> PROVIDED PASSAGE
*** Begin section ***

The advantages of transverse flux machines are well known. A transverse flux
machine is capable of producing power densities several times greater than
conventional electrical machines. This arises from the geometry of transverse
flux
motors which enables a larger number of poles while maintaining the same
magnetomagnetic force (MMF) per pole as would be achieved in a conventional
machine design.
Transverse flux machines have in the past been difficult to implement because
standard core lamination techniques do not easily permit the three dimensional
magnetic flux flow required in transverse flux machines. This difficulty is
being
overcome by the use of sintered powdered iron cores. These may be formed by a
compression moulding technique.
Most transverse flux machine configurations disclosed hitherto are single
phase
machines. An example is disclosed in US patent 5,773,910 (Lange). Proposals
for
polyphase machines usually involve complex geometries which lead to
difficulties in
manufacture. For example US patents 5,117,142 (Von Zueygbergk), 5,633,551
(Weh)

*** End section ***

> SUPPLIED INFORMATION
*** Begin section ***

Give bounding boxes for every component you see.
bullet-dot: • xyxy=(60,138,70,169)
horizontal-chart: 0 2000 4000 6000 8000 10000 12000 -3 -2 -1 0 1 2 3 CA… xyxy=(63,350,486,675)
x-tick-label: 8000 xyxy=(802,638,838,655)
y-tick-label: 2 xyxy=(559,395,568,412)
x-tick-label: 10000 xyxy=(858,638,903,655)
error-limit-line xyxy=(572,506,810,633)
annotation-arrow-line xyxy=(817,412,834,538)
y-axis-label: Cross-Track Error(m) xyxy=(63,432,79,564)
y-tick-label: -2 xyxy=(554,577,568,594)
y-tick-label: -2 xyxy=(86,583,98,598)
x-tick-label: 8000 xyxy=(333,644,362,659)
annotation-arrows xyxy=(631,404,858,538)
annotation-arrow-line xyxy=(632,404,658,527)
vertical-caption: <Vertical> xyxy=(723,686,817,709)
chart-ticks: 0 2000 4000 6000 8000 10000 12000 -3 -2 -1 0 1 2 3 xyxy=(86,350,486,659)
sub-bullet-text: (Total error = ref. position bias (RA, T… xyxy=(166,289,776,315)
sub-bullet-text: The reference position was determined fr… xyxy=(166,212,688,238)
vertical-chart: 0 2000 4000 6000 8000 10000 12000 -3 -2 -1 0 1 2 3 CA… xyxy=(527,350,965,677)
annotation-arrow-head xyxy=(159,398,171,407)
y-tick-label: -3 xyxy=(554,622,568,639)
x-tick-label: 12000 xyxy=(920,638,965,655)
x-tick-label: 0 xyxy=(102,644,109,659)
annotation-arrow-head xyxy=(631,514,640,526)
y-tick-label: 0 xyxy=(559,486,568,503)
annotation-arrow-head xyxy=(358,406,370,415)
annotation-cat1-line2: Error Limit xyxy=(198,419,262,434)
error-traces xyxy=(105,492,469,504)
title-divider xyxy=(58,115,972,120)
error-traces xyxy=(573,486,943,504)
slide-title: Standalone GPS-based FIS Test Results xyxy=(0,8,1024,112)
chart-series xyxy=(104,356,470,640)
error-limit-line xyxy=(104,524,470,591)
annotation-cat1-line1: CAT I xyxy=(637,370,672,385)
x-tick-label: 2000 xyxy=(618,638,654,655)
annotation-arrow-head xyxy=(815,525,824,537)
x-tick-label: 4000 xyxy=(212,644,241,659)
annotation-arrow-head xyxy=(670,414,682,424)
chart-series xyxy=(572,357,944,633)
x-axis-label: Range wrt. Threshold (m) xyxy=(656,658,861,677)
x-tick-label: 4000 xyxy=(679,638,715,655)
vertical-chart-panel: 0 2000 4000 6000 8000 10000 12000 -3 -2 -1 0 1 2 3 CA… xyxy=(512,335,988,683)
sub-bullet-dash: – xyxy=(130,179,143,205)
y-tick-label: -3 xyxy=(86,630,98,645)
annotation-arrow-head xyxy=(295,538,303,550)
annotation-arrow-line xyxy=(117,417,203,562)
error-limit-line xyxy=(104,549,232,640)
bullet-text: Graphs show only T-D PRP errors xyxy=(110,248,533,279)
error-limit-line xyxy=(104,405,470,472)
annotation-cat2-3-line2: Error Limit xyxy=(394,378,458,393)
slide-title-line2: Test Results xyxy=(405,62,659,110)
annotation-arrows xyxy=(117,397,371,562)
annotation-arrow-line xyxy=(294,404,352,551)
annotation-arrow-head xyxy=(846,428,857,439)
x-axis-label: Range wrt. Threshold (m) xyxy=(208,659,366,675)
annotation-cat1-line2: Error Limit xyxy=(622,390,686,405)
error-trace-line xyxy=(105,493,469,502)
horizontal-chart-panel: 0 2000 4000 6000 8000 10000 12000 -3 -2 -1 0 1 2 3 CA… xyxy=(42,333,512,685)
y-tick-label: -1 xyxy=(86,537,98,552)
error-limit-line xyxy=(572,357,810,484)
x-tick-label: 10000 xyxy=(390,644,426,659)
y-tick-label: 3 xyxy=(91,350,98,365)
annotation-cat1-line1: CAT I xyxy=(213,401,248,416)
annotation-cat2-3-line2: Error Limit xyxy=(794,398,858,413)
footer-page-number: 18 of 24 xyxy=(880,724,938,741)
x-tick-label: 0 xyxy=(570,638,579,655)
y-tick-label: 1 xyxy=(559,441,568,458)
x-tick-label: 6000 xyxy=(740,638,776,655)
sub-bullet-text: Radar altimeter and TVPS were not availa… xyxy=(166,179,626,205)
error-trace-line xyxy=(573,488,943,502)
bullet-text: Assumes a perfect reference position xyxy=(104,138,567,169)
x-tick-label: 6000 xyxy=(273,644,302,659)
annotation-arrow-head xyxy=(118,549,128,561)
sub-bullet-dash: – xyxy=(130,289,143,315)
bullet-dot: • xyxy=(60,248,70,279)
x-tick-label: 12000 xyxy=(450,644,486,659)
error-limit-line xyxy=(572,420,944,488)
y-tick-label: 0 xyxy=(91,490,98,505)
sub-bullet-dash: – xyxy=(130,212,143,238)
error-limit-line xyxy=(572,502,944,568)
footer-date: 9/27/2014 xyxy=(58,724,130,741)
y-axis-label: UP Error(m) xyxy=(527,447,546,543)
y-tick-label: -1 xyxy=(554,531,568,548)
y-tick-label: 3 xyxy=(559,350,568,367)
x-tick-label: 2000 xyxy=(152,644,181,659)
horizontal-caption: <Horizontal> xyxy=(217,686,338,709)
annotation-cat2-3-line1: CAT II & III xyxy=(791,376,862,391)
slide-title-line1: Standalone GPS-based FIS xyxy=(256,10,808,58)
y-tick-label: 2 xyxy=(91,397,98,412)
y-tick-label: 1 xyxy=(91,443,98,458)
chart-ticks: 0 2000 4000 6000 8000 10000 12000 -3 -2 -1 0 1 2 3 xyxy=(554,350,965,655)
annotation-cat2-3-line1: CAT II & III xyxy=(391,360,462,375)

*** End section ***

> TASK PROMPT
Return the stretch of the transverse flux machine text from "The advantages of" through "machine design.", copied word for word.

> ANSWER SECTION
The advantages of transverse flux machines are well known. A transverse flux
machine is capable of producing power densities several times greater than
conventional electrical machines. This arises from the geometry of transverse
flux
motors which enables a larger number of poles while maintaining the same
magnetomagnetic force (MMF) per pole as would be achieved in a conventional
machine design.